▸ **Given request**
Reproduce the records below exactly as they appear.
━━━━━ Given records
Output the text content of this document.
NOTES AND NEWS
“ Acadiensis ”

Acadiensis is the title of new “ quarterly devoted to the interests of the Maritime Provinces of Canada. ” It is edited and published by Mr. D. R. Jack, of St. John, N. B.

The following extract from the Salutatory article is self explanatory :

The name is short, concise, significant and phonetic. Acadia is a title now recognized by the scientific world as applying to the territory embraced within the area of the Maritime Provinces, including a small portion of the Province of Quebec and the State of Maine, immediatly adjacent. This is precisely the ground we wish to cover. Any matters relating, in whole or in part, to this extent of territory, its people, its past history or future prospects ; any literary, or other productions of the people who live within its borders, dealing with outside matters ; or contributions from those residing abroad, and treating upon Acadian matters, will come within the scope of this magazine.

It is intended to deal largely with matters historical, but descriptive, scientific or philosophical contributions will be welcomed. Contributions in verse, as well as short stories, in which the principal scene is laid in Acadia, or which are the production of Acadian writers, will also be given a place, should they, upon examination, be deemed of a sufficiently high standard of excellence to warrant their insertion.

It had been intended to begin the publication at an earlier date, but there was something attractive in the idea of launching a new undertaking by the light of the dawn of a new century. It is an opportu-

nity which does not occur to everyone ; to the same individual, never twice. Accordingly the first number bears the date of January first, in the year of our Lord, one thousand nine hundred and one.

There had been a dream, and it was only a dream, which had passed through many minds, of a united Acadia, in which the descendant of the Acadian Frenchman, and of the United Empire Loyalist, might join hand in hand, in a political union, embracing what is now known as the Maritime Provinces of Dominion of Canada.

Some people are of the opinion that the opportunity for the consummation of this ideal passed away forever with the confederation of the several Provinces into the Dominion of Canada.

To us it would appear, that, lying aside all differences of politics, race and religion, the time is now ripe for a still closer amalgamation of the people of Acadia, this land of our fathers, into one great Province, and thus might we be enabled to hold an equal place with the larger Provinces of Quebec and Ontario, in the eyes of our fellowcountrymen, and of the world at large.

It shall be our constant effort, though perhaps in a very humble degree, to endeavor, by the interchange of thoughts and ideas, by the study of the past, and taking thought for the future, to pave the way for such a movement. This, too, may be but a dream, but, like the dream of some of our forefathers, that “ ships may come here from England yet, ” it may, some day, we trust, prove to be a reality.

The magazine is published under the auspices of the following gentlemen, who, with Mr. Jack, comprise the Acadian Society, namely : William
━━━━━━━━━━
▸ **The answer**
Output the text content of this document.
NOTES AND NEWS
“ Acadiensis ”

Acadiensis is the title of new “ quarterly devoted to the interests of the Maritime Provinces of Canada. ” It is edited and published by Mr. D. R. Jack, of St. John, N. B.

The following extract from the Salutatory article is self explanatory :

The name is short, concise, significant and phonetic. Acadia is a title now recognized by the scientific world as applying to the territory embraced within the area of the Maritime Provinces, including a small portion of the Province of Quebec and the State of Maine, immediatly adjacent. This is precisely the ground we wish to cover. Any matters relating, in whole or in part, to this extent of territory, its people, its past history or future prospects ; any literary, or other productions of the people who live within its borders, dealing with outside matters ; or contributions from those residing abroad, and treating upon Acadian matters, will come within the scope of this magazine.

It is intended to deal largely with matters historical, but descriptive, scientific or philosophical contributions will be welcomed. Contributions in verse, as well as short stories, in which the principal scene is laid in Acadia, or which are the production of Acadian writers, will also be given a place, should they, upon examination, be deemed of a sufficiently high standard of excellence to warrant their insertion.

It had been intended to begin the publication at an earlier date, but there was something attractive in the idea of launching a new undertaking by the light of the dawn of a new century. It is an opportu-

nity which does not occur to everyone ; to the same individual, never twice. Accordingly the first number bears the date of January first, in the year of our Lord, one thousand nine hundred and one.

There had been a dream, and it was only a dream, which had passed through many minds, of a united Acadia, in which the descendant of the Acadian Frenchman, and of the United Empire Loyalist, might join hand in hand, in a political union, embracing what is now known as the Maritime Provinces of Dominion of Canada.

Some people are of the opinion that the opportunity for the consummation of this ideal passed away forever with the confederation of the several Provinces into the Dominion of Canada.

To us it would appear, that, lying aside all differences of politics, race and religion, the time is now ripe for a still closer amalgamation of the people of Acadia, this land of our fathers, into one great Province, and thus might we be enabled to hold an equal place with the larger Provinces of Quebec and Ontario, in the eyes of our fellowcountrymen, and of the world at large.

It shall be our constant effort, though perhaps in a very humble degree, to endeavor, by the interchange of thoughts and ideas, by the study of the past, and taking thought for the future, to pave the way for such a movement. This, too, may be but a dream, but, like the dream of some of our forefathers, that “ ships may come here from England yet, ” it may, some day, we trust, prove to be a reality.

The magazine is published under the auspices of the following gentlemen, who, with Mr. Jack, comprise the Acadian Society, namely : William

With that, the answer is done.